• PROBLEM TO SOLVE
Go over the entries below line by line, copying each one that contains the word "introduction".
---
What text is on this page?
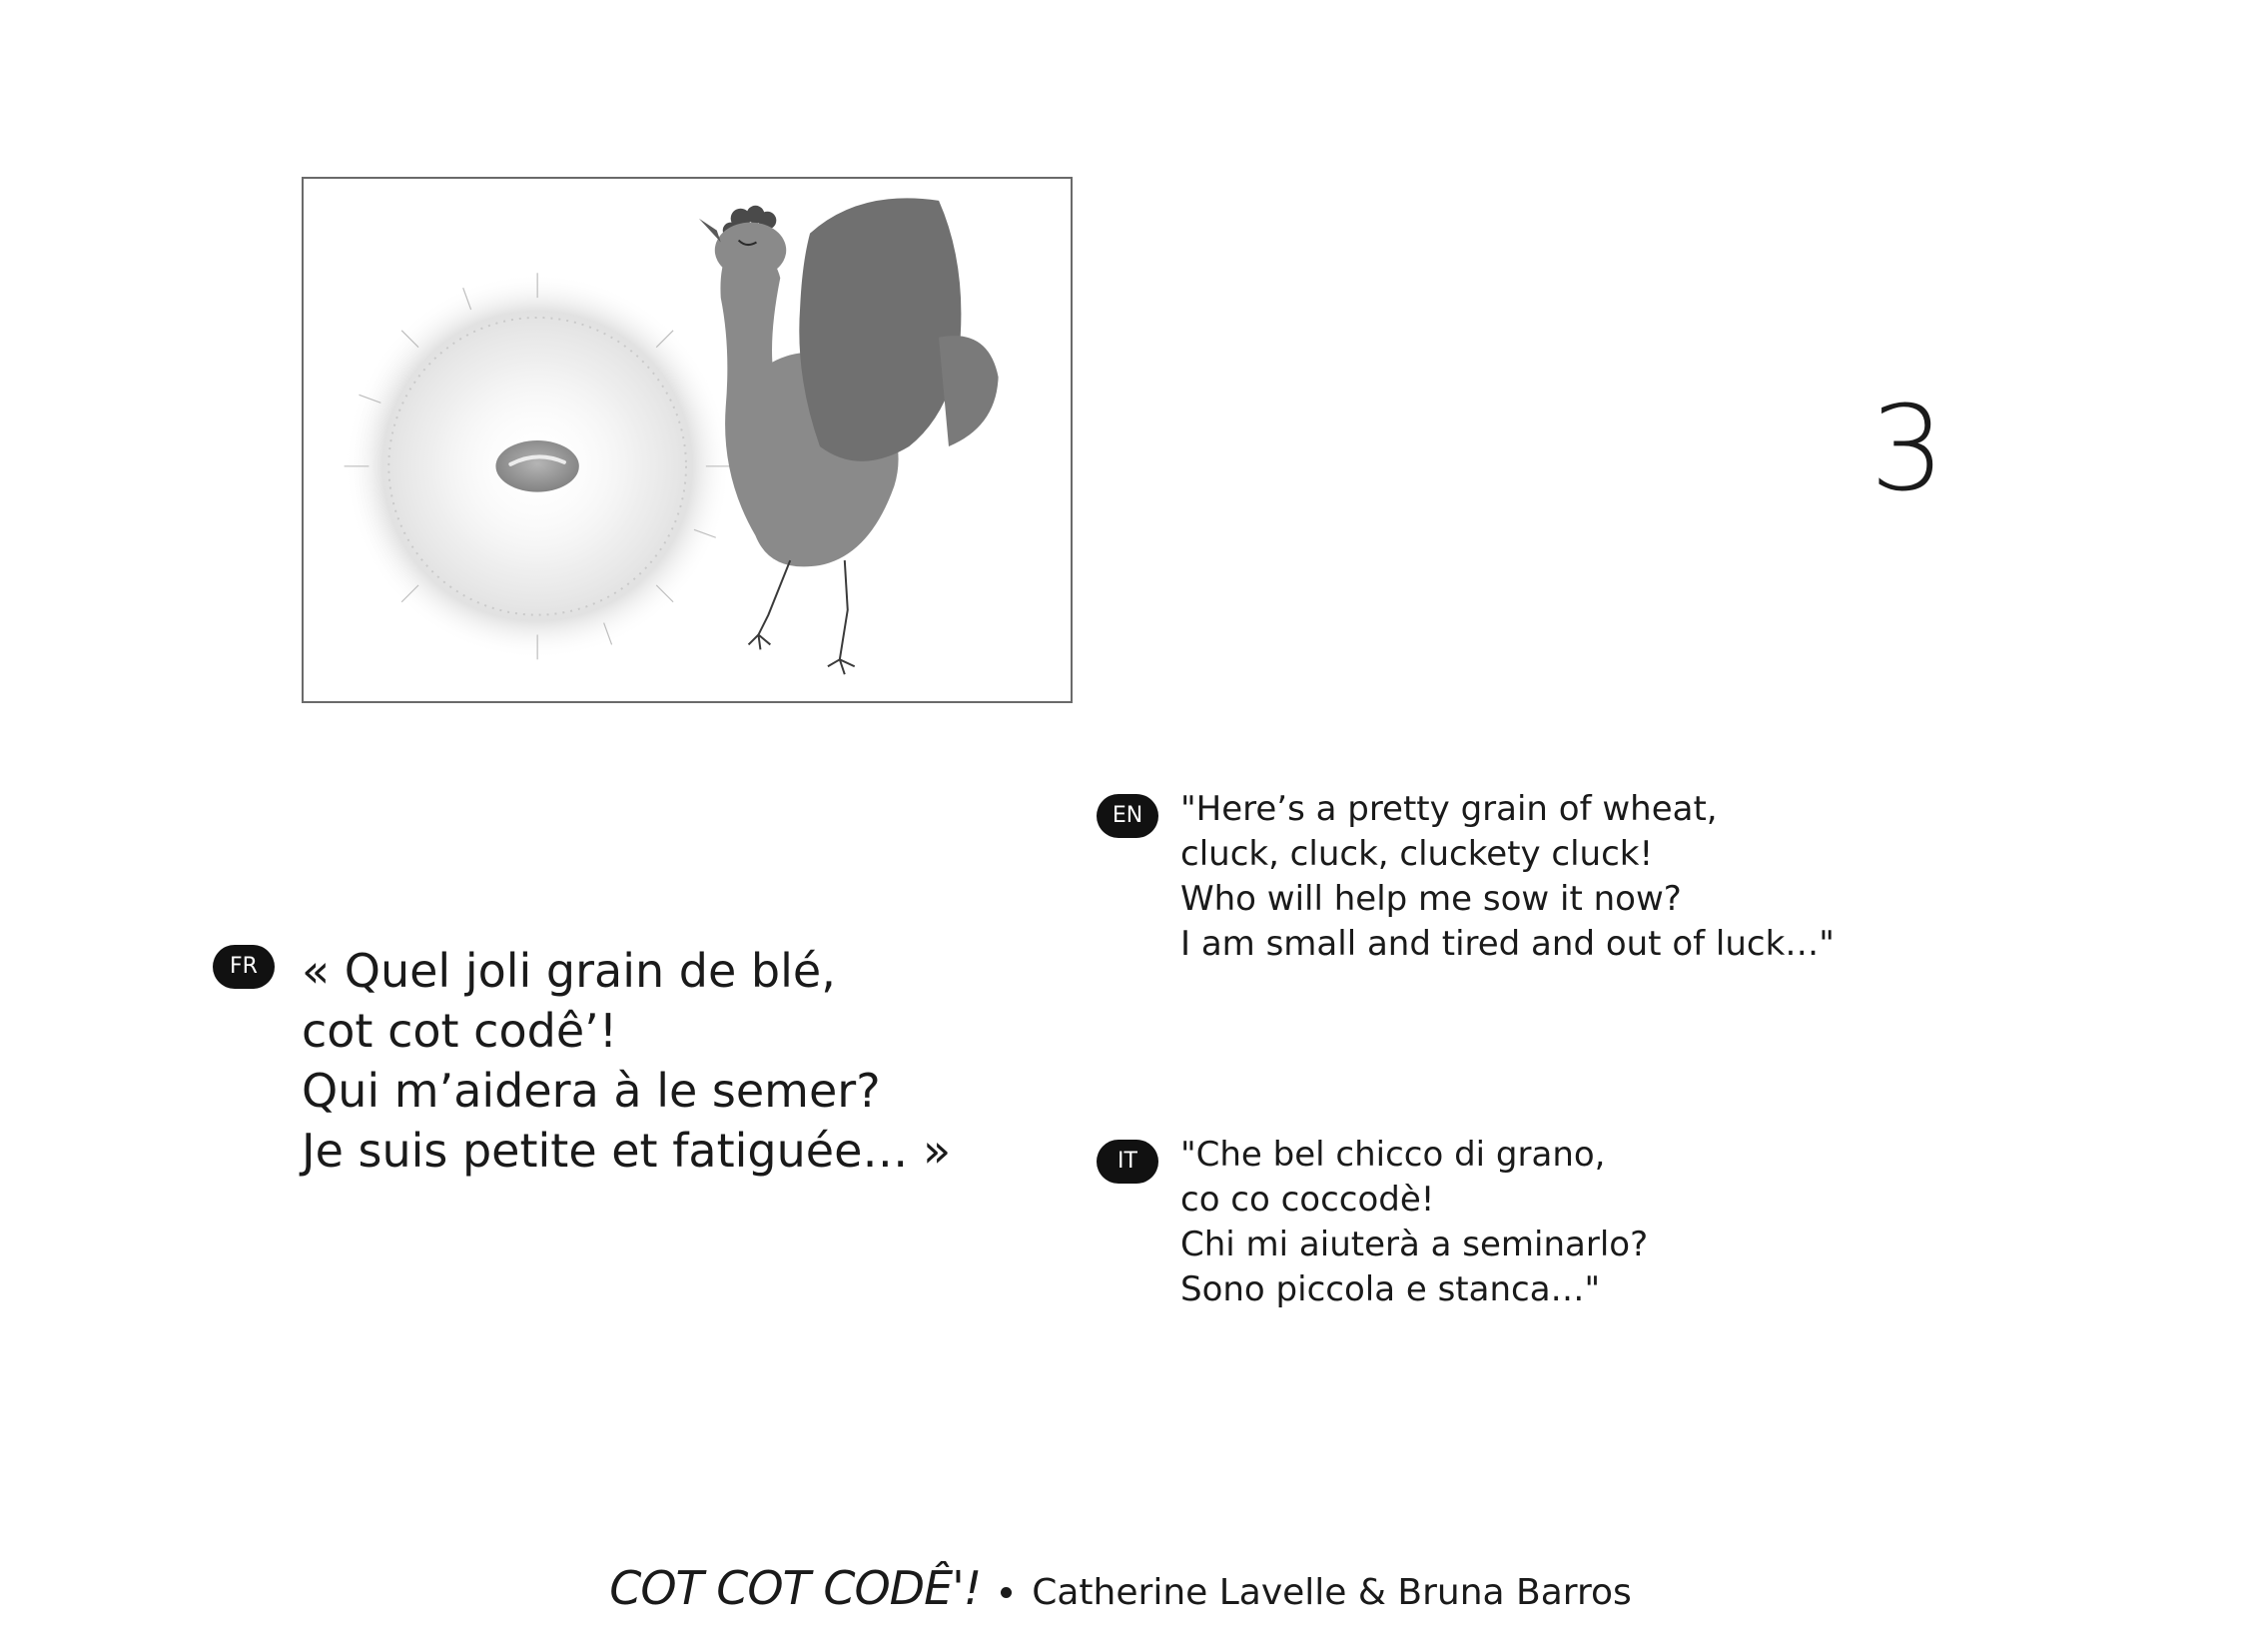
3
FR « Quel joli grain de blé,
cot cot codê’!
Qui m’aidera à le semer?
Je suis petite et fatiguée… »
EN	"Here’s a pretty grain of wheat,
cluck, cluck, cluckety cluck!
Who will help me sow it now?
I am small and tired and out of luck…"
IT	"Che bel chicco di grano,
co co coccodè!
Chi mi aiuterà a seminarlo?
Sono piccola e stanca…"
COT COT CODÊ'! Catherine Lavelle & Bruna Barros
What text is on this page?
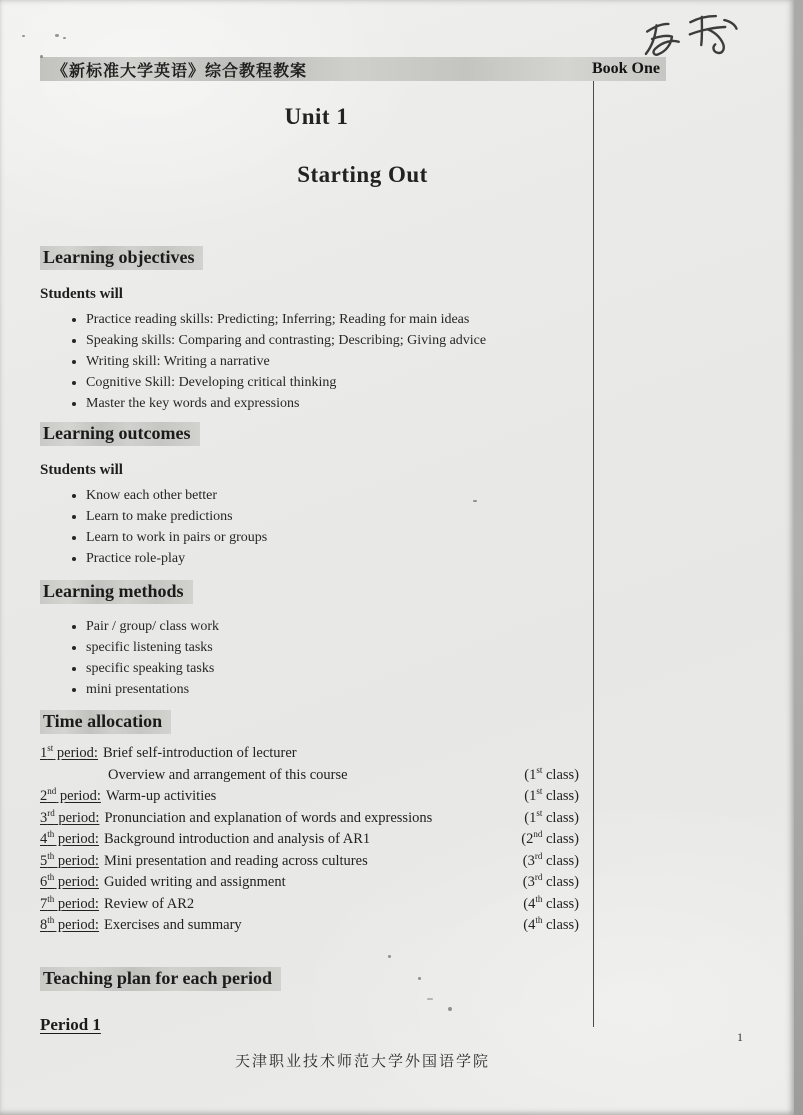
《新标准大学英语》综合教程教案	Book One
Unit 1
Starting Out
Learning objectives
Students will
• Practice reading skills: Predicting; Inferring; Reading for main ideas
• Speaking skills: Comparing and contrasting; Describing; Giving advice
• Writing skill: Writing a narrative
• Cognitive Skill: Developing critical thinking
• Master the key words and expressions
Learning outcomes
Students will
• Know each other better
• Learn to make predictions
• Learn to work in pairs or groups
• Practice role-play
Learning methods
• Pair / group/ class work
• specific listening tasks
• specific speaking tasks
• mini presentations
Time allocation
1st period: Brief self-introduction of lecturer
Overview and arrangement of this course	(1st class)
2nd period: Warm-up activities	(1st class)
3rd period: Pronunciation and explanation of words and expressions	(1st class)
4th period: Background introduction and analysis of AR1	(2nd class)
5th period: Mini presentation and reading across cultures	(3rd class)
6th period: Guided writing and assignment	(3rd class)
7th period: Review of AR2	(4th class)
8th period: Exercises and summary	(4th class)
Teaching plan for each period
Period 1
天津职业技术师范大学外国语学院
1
---
• THE OUTPUT
1st period: Brief self-introduction of lecturer
4th period: Background introduction and analysis of AR1	(2nd class)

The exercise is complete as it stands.